■ **Objective**
The listing below is the input. Say how many of its lines contain "procedural", giving the number alone.

━━ Entries

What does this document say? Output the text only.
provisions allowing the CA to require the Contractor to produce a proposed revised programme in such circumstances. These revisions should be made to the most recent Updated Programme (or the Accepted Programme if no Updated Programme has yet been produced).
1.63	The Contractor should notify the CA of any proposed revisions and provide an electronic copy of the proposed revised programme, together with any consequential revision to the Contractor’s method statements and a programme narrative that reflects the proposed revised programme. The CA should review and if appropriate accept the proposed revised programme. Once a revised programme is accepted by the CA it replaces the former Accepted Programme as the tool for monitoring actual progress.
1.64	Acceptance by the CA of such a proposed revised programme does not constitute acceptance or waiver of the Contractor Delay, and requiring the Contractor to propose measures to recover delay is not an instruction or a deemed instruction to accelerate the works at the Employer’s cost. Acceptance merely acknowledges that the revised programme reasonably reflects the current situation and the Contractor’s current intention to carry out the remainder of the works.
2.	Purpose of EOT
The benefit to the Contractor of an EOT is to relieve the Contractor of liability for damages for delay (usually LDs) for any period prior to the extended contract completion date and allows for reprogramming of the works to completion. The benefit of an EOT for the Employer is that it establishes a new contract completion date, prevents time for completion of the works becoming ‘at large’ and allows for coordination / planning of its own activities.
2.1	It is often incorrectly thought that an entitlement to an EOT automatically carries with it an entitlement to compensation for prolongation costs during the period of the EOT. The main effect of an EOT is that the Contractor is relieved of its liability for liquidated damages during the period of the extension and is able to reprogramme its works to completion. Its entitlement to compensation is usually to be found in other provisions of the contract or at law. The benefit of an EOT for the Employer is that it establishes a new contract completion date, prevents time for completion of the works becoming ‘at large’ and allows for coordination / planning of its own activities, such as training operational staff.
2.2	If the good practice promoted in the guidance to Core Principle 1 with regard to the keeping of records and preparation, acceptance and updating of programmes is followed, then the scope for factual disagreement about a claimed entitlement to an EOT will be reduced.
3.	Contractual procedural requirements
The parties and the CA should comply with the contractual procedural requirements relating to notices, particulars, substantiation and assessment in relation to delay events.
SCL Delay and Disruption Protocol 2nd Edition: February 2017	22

━━━━

■ **Output of the task**
2